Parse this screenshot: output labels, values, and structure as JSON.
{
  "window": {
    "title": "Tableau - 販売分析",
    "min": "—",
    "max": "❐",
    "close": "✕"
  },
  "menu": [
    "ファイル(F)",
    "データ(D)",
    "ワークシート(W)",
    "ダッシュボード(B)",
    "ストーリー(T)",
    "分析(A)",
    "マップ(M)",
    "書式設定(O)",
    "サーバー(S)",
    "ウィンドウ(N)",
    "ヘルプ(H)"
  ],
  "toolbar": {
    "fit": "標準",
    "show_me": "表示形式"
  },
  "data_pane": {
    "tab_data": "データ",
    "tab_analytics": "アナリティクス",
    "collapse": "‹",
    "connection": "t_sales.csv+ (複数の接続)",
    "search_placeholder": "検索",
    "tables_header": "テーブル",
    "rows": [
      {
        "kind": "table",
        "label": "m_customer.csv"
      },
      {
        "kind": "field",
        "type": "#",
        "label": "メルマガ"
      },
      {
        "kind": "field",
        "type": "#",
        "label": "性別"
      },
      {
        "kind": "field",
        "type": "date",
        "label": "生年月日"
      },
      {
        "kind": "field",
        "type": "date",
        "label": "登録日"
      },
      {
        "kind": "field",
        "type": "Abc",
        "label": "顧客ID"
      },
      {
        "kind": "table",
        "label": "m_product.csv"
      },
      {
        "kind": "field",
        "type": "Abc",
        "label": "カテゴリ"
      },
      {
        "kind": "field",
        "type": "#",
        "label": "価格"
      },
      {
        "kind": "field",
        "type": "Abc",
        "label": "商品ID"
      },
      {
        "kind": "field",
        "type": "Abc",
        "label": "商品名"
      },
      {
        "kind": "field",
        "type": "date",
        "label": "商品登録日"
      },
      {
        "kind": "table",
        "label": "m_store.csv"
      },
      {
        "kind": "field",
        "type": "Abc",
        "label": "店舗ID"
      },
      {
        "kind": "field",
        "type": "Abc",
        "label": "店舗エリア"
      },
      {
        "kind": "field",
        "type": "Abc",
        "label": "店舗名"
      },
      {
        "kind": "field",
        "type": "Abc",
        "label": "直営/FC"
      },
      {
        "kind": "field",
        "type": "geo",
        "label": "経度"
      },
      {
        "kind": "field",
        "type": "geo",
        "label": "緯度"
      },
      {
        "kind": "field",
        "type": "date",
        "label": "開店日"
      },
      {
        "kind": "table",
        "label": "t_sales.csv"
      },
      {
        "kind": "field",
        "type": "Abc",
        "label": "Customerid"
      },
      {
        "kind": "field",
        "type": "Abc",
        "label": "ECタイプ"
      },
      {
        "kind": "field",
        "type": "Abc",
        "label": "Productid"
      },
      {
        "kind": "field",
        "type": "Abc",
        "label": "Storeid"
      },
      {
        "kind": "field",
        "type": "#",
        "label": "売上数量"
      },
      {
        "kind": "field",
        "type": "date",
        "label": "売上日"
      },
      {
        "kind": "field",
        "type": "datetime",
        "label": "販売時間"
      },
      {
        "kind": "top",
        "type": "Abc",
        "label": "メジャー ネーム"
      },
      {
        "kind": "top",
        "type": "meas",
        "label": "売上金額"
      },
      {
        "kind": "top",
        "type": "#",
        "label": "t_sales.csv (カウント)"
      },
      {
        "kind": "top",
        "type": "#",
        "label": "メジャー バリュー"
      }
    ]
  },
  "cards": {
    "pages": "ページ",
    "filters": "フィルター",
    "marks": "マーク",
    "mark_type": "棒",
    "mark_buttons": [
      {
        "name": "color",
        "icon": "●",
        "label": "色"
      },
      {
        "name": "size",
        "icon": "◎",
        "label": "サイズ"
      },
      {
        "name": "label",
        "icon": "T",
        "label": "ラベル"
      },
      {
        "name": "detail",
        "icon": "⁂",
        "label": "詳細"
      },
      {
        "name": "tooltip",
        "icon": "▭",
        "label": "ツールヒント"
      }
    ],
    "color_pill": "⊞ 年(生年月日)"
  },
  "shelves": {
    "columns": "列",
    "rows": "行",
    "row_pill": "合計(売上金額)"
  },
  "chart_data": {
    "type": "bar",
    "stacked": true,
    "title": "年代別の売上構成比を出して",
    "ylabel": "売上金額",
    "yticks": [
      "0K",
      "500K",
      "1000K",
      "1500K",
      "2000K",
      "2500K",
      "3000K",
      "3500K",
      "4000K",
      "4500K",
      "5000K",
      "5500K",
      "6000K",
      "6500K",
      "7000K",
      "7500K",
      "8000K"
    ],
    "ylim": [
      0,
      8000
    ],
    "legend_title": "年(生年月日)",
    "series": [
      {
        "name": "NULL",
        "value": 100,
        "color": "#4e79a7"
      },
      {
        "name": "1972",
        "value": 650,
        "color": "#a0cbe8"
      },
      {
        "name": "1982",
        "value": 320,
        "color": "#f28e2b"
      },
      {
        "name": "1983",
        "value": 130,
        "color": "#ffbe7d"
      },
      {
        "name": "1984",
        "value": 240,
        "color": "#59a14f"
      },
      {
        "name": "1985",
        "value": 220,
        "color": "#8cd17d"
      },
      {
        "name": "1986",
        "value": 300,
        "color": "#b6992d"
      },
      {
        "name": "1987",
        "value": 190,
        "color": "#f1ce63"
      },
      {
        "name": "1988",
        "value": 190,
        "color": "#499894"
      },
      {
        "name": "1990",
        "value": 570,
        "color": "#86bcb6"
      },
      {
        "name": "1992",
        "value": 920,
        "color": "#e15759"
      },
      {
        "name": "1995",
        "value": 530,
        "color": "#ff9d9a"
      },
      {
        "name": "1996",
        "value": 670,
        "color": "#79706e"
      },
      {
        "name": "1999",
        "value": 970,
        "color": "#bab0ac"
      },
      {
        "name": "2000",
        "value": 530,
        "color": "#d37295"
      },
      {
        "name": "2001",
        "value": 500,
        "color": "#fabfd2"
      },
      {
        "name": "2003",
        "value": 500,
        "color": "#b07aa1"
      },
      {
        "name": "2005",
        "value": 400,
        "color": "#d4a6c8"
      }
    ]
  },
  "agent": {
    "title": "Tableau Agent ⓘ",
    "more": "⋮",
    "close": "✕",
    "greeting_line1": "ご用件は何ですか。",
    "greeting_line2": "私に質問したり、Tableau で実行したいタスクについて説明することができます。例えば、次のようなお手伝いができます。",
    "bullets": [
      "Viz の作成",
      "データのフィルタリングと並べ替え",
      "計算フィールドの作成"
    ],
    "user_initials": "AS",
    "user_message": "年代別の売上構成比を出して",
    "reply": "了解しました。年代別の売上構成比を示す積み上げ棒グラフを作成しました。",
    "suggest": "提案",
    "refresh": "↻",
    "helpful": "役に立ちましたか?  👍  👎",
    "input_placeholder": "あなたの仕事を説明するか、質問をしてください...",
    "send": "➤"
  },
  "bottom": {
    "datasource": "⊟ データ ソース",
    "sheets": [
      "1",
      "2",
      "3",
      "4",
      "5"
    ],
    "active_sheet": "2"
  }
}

----

Task to complete
Every entry in the listing must be retyped exactly.

Correct output
Parse this screenshot: output labels, values, and structure as JSON.
{
  "window": {
    "title": "Tableau - 販売分析",
    "min": "—",
    "max": "❐",
    "close": "✕"
  },
  "menu": [
    "ファイル(F)",
    "データ(D)",
    "ワークシート(W)",
    "ダッシュボード(B)",
    "ストーリー(T)",
    "分析(A)",
    "マップ(M)",
    "書式設定(O)",
    "サーバー(S)",
    "ウィンドウ(N)",
    "ヘルプ(H)"
  ],
  "toolbar": {
    "fit": "標準",
    "show_me": "表示形式"
  },
  "data_pane": {
    "tab_data": "データ",
    "tab_analytics": "アナリティクス",
    "collapse": "‹",
    "connection": "t_sales.csv+ (複数の接続)",
    "search_placeholder": "検索",
    "tables_header": "テーブル",
    "rows": [
      {
        "kind": "table",
        "label": "m_customer.csv"
      },
      {
        "kind": "field",
        "type": "#",
        "label": "メルマガ"
      },
      {
        "kind": "field",
        "type": "#",
        "label": "性別"
      },
      {
        "kind": "field",
        "type": "date",
        "label": "生年月日"
      },
      {
        "kind": "field",
        "type": "date",
        "label": "登録日"
      },
      {
        "kind": "field",
        "type": "Abc",
        "label": "顧客ID"
      },
      {
        "kind": "table",
        "label": "m_product.csv"
      },
      {
        "kind": "field",
        "type": "Abc",
        "label": "カテゴリ"
      },
      {
        "kind": "field",
        "type": "#",
        "label": "価格"
      },
      {
        "kind": "field",
        "type": "Abc",
        "label": "商品ID"
      },
      {
        "kind": "field",
        "type": "Abc",
        "label": "商品名"
      },
      {
        "kind": "field",
        "type": "date",
        "label": "商品登録日"
      },
      {
        "kind": "table",
        "label": "m_store.csv"
      },
      {
        "kind": "field",
        "type": "Abc",
        "label": "店舗ID"
      },
      {
        "kind": "field",
        "type": "Abc",
        "label": "店舗エリア"
      },
      {
        "kind": "field",
        "type": "Abc",
        "label": "店舗名"
      },
      {
        "kind": "field",
        "type": "Abc",
        "label": "直営/FC"
      },
      {
        "kind": "field",
        "type": "geo",
        "label": "経度"
      },
      {
        "kind": "field",
        "type": "geo",
        "label": "緯度"
      },
      {
        "kind": "field",
        "type": "date",
        "label": "開店日"
      },
      {
        "kind": "table",
        "label": "t_sales.csv"
      },
      {
        "kind": "field",
        "type": "Abc",
        "label": "Customerid"
      },
      {
        "kind": "field",
        "type": "Abc",
        "label": "ECタイプ"
      },
      {
        "kind": "field",
        "type": "Abc",
        "label": "Productid"
      },
      {
        "kind": "field",
        "type": "Abc",
        "label": "Storeid"
      },
      {
        "kind": "field",
        "type": "#",
        "label": "売上数量"
      },
      {
        "kind": "field",
        "type": "date",
        "label": "売上日"
      },
      {
        "kind": "field",
        "type": "datetime",
        "label": "販売時間"
      },
      {
        "kind": "top",
        "type": "Abc",
        "label": "メジャー ネーム"
      },
      {
        "kind": "top",
        "type": "meas",
        "label": "売上金額"
      },
      {
        "kind": "top",
        "type": "#",
        "label": "t_sales.csv (カウント)"
      },
      {
        "kind": "top",
        "type": "#",
        "label": "メジャー バリュー"
      }
    ]
  },
  "cards": {
    "pages": "ページ",
    "filters": "フィルター",
    "marks": "マーク",
    "mark_type": "棒",
    "mark_buttons": [
      {
        "name": "color",
        "icon": "●",
        "label": "色"
      },
      {
        "name": "size",
        "icon": "◎",
        "label": "サイズ"
      },
      {
        "name": "label",
        "icon": "T",
        "label": "ラベル"
      },
      {
        "name": "detail",
        "icon": "⁂",
        "label": "詳細"
      },
      {
        "name": "tooltip",
        "icon": "▭",
        "label": "ツールヒント"
      }
    ],
    "color_pill": "⊞ 年(生年月日)"
  },
  "shelves": {
    "columns": "列",
    "rows": "行",
    "row_pill": "合計(売上金額)"
  },
  "chart_data": {
    "type": "bar",
    "stacked": true,
    "title": "年代別の売上構成比を出して",
    "ylabel": "売上金額",
    "yticks": [
      "0K",
      "500K",
      "1000K",
      "1500K",
      "2000K",
      "2500K",
      "3000K",
      "3500K",
      "4000K",
      "4500K",
      "5000K",
      "5500K",
      "6000K",
      "6500K",
      "7000K",
      "7500K",
      "8000K"
    ],
    "ylim": [
      0,
      8000
    ],
    "legend_title": "年(生年月日)",
    "series": [
      {
        "name": "NULL",
        "value": 100,
        "color": "#4e79a7"
      },
      {
        "name": "1972",
        "value": 650,
        "color": "#a0cbe8"
      },
      {
        "name": "1982",
        "value": 320,
        "color": "#f28e2b"
      },
      {
        "name": "1983",
        "value": 130,
        "color": "#ffbe7d"
      },
      {
        "name": "1984",
        "value": 240,
        "color": "#59a14f"
      },
      {
        "name": "1985",
        "value": 220,
        "color": "#8cd17d"
      },
      {
        "name": "1986",
        "value": 300,
        "color": "#b6992d"
      },
      {
        "name": "1987",
        "value": 190,
        "color": "#f1ce63"
      },
      {
        "name": "1988",
        "value": 190,
        "color": "#499894"
      },
      {
        "name": "1990",
        "value": 570,
        "color": "#86bcb6"
      },
      {
        "name": "1992",
        "value": 920,
        "color": "#e15759"
      },
      {
        "name": "1995",
        "value": 530,
        "color": "#ff9d9a"
      },
      {
        "name": "1996",
        "value": 670,
        "color": "#79706e"
      },
      {
        "name": "1999",
        "value": 970,
        "color": "#bab0ac"
      },
      {
        "name": "2000",
        "value": 530,
        "color": "#d37295"
      },
      {
        "name": "2001",
        "value": 500,
        "color": "#fabfd2"
      },
      {
        "name": "2003",
        "value": 500,
        "color": "#b07aa1"
      },
      {
        "name": "2005",
        "value": 400,
        "color": "#d4a6c8"
      }
    ]
  },
  "agent": {
    "title": "Tableau Agent ⓘ",
    "more": "⋮",
    "close": "✕",
    "greeting_line1": "ご用件は何ですか。",
    "greeting_line2": "私に質問したり、Tableau で実行したいタスクについて説明することができます。例えば、次のようなお手伝いができます。",
    "bullets": [
      "Viz の作成",
      "データのフィルタリングと並べ替え",
      "計算フィールドの作成"
    ],
    "user_initials": "AS",
    "user_message": "年代別の売上構成比を出して",
    "reply": "了解しました。年代別の売上構成比を示す積み上げ棒グラフを作成しました。",
    "suggest": "提案",
    "refresh": "↻",
    "helpful": "役に立ちましたか?  👍  👎",
    "input_placeholder": "あなたの仕事を説明するか、質問をしてください...",
    "send": "➤"
  },
  "bottom": {
    "datasource": "⊟ データ ソース",
    "sheets": [
      "1",
      "2",
      "3",
      "4",
      "5"
    ],
    "active_sheet": "2"
  }
}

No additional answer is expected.